** begin **
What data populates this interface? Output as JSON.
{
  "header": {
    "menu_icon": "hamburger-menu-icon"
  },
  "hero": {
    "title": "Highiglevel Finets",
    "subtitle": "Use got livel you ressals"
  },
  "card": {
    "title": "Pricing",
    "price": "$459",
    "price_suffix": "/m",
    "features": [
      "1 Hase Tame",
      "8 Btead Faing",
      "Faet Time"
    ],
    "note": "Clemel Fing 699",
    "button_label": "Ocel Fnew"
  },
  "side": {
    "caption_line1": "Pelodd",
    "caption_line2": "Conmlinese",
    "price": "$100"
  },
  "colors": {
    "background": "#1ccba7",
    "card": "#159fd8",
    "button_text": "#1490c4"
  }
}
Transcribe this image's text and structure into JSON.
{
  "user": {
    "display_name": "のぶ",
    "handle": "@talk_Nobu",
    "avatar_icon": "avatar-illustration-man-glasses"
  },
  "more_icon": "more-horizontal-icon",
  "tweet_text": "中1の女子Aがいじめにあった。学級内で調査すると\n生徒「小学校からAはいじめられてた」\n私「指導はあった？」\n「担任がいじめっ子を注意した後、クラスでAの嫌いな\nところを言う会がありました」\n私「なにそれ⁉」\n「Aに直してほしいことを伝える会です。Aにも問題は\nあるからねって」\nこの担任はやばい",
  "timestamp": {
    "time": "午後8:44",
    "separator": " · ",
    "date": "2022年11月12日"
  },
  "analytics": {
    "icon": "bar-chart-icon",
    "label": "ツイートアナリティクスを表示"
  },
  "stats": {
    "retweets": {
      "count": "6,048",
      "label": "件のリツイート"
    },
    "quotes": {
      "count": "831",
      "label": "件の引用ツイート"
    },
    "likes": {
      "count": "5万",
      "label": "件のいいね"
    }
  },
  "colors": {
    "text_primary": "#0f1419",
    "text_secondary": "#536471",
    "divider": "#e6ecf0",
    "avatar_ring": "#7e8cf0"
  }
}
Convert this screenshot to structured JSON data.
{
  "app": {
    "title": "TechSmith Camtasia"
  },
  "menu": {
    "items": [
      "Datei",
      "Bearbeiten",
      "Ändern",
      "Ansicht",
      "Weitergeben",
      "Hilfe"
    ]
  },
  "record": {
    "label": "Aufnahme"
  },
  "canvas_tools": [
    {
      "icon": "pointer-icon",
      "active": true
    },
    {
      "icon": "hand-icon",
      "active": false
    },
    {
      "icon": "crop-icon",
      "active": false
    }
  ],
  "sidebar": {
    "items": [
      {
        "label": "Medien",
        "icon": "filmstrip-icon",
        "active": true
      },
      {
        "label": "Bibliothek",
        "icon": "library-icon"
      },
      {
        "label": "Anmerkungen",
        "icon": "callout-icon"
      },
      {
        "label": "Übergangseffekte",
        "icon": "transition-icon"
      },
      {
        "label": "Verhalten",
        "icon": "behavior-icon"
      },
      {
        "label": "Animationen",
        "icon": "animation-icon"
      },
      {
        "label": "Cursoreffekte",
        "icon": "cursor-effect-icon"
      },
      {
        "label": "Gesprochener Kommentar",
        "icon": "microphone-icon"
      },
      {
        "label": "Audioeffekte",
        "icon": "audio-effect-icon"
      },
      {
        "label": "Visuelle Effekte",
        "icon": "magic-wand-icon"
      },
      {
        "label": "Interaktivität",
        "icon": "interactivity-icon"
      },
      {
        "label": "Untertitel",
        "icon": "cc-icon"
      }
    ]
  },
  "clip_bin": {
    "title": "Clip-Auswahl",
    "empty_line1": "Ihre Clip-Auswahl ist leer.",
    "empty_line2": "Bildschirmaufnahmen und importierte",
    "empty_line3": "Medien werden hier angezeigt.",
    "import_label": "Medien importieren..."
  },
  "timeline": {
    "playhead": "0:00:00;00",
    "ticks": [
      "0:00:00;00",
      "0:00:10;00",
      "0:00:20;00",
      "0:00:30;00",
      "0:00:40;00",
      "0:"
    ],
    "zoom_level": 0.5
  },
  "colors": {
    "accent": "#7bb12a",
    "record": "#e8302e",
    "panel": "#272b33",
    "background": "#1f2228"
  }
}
** end **
■ Prompt: Search the records above for "data". Copy each line where it is found.

■ Correct answer:
What data populates this interface? Output as JSON.
Convert this screenshot to structured JSON data.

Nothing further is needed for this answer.